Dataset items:
────────────────────────────────────────

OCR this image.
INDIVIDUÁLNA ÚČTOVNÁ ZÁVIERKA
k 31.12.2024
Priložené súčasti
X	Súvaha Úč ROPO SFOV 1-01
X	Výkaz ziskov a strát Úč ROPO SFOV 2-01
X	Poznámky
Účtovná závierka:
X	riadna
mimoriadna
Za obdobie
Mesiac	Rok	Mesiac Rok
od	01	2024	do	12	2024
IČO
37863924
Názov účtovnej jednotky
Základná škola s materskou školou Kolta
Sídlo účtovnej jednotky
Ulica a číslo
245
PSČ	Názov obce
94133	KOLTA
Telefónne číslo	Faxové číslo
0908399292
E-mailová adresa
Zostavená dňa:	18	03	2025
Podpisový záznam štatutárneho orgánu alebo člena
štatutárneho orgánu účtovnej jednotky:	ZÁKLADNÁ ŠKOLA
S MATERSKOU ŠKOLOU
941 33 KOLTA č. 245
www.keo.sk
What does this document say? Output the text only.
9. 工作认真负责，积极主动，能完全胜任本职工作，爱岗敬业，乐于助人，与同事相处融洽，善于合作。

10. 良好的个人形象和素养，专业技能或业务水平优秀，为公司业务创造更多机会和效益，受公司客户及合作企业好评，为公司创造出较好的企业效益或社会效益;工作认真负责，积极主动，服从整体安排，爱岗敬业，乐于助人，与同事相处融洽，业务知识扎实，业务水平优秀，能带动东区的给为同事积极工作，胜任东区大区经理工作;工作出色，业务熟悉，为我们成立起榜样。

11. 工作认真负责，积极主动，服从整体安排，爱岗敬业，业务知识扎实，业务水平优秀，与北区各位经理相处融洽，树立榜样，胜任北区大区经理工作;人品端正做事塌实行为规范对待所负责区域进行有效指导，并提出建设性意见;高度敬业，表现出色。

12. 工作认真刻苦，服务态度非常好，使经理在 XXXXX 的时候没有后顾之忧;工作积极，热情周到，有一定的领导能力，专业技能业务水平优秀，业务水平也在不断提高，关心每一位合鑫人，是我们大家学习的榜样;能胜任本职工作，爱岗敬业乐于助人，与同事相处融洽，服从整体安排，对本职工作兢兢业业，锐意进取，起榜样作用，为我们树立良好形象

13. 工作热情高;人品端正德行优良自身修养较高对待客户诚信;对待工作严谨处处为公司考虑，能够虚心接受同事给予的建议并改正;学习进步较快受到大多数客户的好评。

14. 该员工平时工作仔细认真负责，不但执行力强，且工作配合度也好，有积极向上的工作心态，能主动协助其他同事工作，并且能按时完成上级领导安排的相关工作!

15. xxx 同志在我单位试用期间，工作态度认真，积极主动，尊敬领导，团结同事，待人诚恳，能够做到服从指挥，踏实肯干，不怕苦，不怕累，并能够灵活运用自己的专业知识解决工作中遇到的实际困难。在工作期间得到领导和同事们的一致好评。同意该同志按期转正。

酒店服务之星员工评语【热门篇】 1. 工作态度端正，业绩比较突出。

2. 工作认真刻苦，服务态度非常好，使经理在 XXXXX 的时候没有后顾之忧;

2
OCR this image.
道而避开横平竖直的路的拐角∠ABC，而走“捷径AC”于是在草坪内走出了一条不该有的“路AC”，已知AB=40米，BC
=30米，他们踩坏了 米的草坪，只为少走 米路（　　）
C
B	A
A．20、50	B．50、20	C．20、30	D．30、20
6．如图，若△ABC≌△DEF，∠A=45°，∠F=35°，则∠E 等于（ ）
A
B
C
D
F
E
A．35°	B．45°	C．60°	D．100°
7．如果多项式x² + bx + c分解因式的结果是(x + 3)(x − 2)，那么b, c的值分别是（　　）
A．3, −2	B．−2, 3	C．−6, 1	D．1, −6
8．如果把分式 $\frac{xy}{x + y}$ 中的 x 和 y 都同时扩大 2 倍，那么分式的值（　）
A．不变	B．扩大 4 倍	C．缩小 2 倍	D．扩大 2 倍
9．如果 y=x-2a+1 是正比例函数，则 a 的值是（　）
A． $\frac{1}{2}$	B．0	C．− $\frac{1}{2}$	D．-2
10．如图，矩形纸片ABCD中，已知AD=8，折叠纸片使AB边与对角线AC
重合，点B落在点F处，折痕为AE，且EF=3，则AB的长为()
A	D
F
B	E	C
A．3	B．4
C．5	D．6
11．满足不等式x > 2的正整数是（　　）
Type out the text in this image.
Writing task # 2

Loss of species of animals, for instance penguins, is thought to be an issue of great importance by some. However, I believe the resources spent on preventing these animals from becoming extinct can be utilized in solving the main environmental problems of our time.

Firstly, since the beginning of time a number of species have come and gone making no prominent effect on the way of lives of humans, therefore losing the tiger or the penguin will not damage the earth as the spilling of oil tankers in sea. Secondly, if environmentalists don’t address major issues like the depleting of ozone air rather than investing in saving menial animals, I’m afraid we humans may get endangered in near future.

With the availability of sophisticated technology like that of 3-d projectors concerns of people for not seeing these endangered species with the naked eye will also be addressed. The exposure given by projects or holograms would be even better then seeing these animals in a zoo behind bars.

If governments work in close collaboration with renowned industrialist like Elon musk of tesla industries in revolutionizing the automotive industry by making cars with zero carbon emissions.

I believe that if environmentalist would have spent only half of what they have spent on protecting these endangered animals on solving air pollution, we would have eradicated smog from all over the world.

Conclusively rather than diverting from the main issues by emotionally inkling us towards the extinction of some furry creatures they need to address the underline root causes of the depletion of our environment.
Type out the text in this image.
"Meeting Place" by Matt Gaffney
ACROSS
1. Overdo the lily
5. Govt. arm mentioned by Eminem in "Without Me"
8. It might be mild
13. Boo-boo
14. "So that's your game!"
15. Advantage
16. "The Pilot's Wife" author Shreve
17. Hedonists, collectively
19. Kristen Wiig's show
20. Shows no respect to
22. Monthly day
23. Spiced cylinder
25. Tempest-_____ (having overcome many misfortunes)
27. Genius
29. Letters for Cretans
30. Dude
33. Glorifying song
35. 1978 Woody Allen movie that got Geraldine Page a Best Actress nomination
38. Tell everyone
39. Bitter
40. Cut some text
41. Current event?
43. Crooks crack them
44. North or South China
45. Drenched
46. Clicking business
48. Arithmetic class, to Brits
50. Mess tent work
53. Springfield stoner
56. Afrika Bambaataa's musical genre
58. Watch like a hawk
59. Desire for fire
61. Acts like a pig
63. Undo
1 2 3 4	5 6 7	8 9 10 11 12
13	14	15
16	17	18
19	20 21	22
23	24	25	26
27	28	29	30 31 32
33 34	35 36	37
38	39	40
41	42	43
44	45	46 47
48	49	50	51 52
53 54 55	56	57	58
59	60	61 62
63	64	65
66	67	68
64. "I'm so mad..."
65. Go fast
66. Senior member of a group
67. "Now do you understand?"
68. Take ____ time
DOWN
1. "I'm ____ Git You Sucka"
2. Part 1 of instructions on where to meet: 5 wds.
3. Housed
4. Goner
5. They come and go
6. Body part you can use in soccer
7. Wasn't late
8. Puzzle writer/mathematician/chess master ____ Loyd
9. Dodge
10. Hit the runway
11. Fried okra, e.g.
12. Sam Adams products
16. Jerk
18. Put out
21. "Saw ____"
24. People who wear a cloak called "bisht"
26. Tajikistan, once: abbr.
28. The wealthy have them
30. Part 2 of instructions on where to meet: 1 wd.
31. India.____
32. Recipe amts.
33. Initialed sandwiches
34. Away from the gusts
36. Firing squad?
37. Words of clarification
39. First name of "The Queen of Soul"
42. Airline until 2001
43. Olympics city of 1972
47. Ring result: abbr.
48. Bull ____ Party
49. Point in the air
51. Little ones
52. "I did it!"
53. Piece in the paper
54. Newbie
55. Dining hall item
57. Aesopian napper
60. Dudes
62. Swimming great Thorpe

────────────────────────────────────────

Give back all the records exactly as they stand.

Answer to this task:
OCR this image.
INDIVIDUÁLNA ÚČTOVNÁ ZÁVIERKA
k 31.12.2024
Priložené súčasti
X	Súvaha Úč ROPO SFOV 1-01
X	Výkaz ziskov a strát Úč ROPO SFOV 2-01
X	Poznámky
Účtovná závierka:
X	riadna
mimoriadna
Za obdobie
Mesiac	Rok	Mesiac Rok
od	01	2024	do	12	2024
IČO
37863924
Názov účtovnej jednotky
Základná škola s materskou školou Kolta
Sídlo účtovnej jednotky
Ulica a číslo
245
PSČ	Názov obce
94133	KOLTA
Telefónne číslo	Faxové číslo
0908399292
E-mailová adresa
Zostavená dňa:	18	03	2025
Podpisový záznam štatutárneho orgánu alebo člena
štatutárneho orgánu účtovnej jednotky:	ZÁKLADNÁ ŠKOLA
S MATERSKOU ŠKOLOU
941 33 KOLTA č. 245
www.keo.sk
What does this document say? Output the text only.
9. 工作认真负责，积极主动，能完全胜任本职工作，爱岗敬业，乐于助人，与同事相处融洽，善于合作。

10. 良好的个人形象和素养，专业技能或业务水平优秀，为公司业务创造更多机会和效益，受公司客户及合作企业好评，为公司创造出较好的企业效益或社会效益;工作认真负责，积极主动，服从整体安排，爱岗敬业，乐于助人，与同事相处融洽，业务知识扎实，业务水平优秀，能带动东区的给为同事积极工作，胜任东区大区经理工作;工作出色，业务熟悉，为我们成立起榜样。

11. 工作认真负责，积极主动，服从整体安排，爱岗敬业，业务知识扎实，业务水平优秀，与北区各位经理相处融洽，树立榜样，胜任北区大区经理工作;人品端正做事塌实行为规范对待所负责区域进行有效指导，并提出建设性意见;高度敬业，表现出色。

12. 工作认真刻苦，服务态度非常好，使经理在 XXXXX 的时候没有后顾之忧;工作积极，热情周到，有一定的领导能力，专业技能业务水平优秀，业务水平也在不断提高，关心每一位合鑫人，是我们大家学习的榜样;能胜任本职工作，爱岗敬业乐于助人，与同事相处融洽，服从整体安排，对本职工作兢兢业业，锐意进取，起榜样作用，为我们树立良好形象

13. 工作热情高;人品端正德行优良自身修养较高对待客户诚信;对待工作严谨处处为公司考虑，能够虚心接受同事给予的建议并改正;学习进步较快受到大多数客户的好评。

14. 该员工平时工作仔细认真负责，不但执行力强，且工作配合度也好，有积极向上的工作心态，能主动协助其他同事工作，并且能按时完成上级领导安排的相关工作!

15. xxx 同志在我单位试用期间，工作态度认真，积极主动，尊敬领导，团结同事，待人诚恳，能够做到服从指挥，踏实肯干，不怕苦，不怕累，并能够灵活运用自己的专业知识解决工作中遇到的实际困难。在工作期间得到领导和同事们的一致好评。同意该同志按期转正。

酒店服务之星员工评语【热门篇】 1. 工作态度端正，业绩比较突出。

2. 工作认真刻苦，服务态度非常好，使经理在 XXXXX 的时候没有后顾之忧;

2
OCR this image.
道而避开横平竖直的路的拐角∠ABC，而走“捷径AC”于是在草坪内走出了一条不该有的“路AC”，已知AB=40米，BC
=30米，他们踩坏了 米的草坪，只为少走 米路（　　）
C
B	A
A．20、50	B．50、20	C．20、30	D．30、20
6．如图，若△ABC≌△DEF，∠A=45°，∠F=35°，则∠E 等于（ ）
A
B
C
D
F
E
A．35°	B．45°	C．60°	D．100°
7．如果多项式x² + bx + c分解因式的结果是(x + 3)(x − 2)，那么b, c的值分别是（　　）
A．3, −2	B．−2, 3	C．−6, 1	D．1, −6
8．如果把分式 $\frac{xy}{x + y}$ 中的 x 和 y 都同时扩大 2 倍，那么分式的值（　）
A．不变	B．扩大 4 倍	C．缩小 2 倍	D．扩大 2 倍
9．如果 y=x-2a+1 是正比例函数，则 a 的值是（　）
A． $\frac{1}{2}$	B．0	C．− $\frac{1}{2}$	D．-2
10．如图，矩形纸片ABCD中，已知AD=8，折叠纸片使AB边与对角线AC
重合，点B落在点F处，折痕为AE，且EF=3，则AB的长为()
A	D
F
B	E	C
A．3	B．4
C．5	D．6
11．满足不等式x > 2的正整数是（　　）
Type out the text in this image.
Writing task # 2

Loss of species of animals, for instance penguins, is thought to be an issue of great importance by some. However, I believe the resources spent on preventing these animals from becoming extinct can be utilized in solving the main environmental problems of our time.

Firstly, since the beginning of time a number of species have come and gone making no prominent effect on the way of lives of humans, therefore losing the tiger or the penguin will not damage the earth as the spilling of oil tankers in sea. Secondly, if environmentalists don’t address major issues like the depleting of ozone air rather than investing in saving menial animals, I’m afraid we humans may get endangered in near future.

With the availability of sophisticated technology like that of 3-d projectors concerns of people for not seeing these endangered species with the naked eye will also be addressed. The exposure given by projects or holograms would be even better then seeing these animals in a zoo behind bars.

If governments work in close collaboration with renowned industrialist like Elon musk of tesla industries in revolutionizing the automotive industry by making cars with zero carbon emissions.

I believe that if environmentalist would have spent only half of what they have spent on protecting these endangered animals on solving air pollution, we would have eradicated smog from all over the world.

Conclusively rather than diverting from the main issues by emotionally inkling us towards the extinction of some furry creatures they need to address the underline root causes of the depletion of our environment.
Type out the text in this image.
"Meeting Place" by Matt Gaffney
ACROSS
1. Overdo the lily
5. Govt. arm mentioned by Eminem in "Without Me"
8. It might be mild
13. Boo-boo
14. "So that's your game!"
15. Advantage
16. "The Pilot's Wife" author Shreve
17. Hedonists, collectively
19. Kristen Wiig's show
20. Shows no respect to
22. Monthly day
23. Spiced cylinder
25. Tempest-_____ (having overcome many misfortunes)
27. Genius
29. Letters for Cretans
30. Dude
33. Glorifying song
35. 1978 Woody Allen movie that got Geraldine Page a Best Actress nomination
38. Tell everyone
39. Bitter
40. Cut some text
41. Current event?
43. Crooks crack them
44. North or South China
45. Drenched
46. Clicking business
48. Arithmetic class, to Brits
50. Mess tent work
53. Springfield stoner
56. Afrika Bambaataa's musical genre
58. Watch like a hawk
59. Desire for fire
61. Acts like a pig
63. Undo
1 2 3 4	5 6 7	8 9 10 11 12
13	14	15
16	17	18
19	20 21	22
23	24	25	26
27	28	29	30 31 32
33 34	35 36	37
38	39	40
41	42	43
44	45	46 47
48	49	50	51 52
53 54 55	56	57	58
59	60	61 62
63	64	65
66	67	68
64. "I'm so mad..."
65. Go fast
66. Senior member of a group
67. "Now do you understand?"
68. Take ____ time
DOWN
1. "I'm ____ Git You Sucka"
2. Part 1 of instructions on where to meet: 5 wds.
3. Housed
4. Goner
5. They come and go
6. Body part you can use in soccer
7. Wasn't late
8. Puzzle writer/mathematician/chess master ____ Loyd
9. Dodge
10. Hit the runway
11. Fried okra, e.g.
12. Sam Adams products
16. Jerk
18. Put out
21. "Saw ____"
24. People who wear a cloak called "bisht"
26. Tajikistan, once: abbr.
28. The wealthy have them
30. Part 2 of instructions on where to meet: 1 wd.
31. India.____
32. Recipe amts.
33. Initialed sandwiches
34. Away from the gusts
36. Firing squad?
37. Words of clarification
39. First name of "The Queen of Soul"
42. Airline until 2001
43. Olympics city of 1972
47. Ring result: abbr.
48. Bull ____ Party
49. Point in the air
51. Little ones
52. "I did it!"
53. Piece in the paper
54. Newbie
55. Dining hall item
57. Aesopian napper
60. Dudes
62. Swimming great Thorpe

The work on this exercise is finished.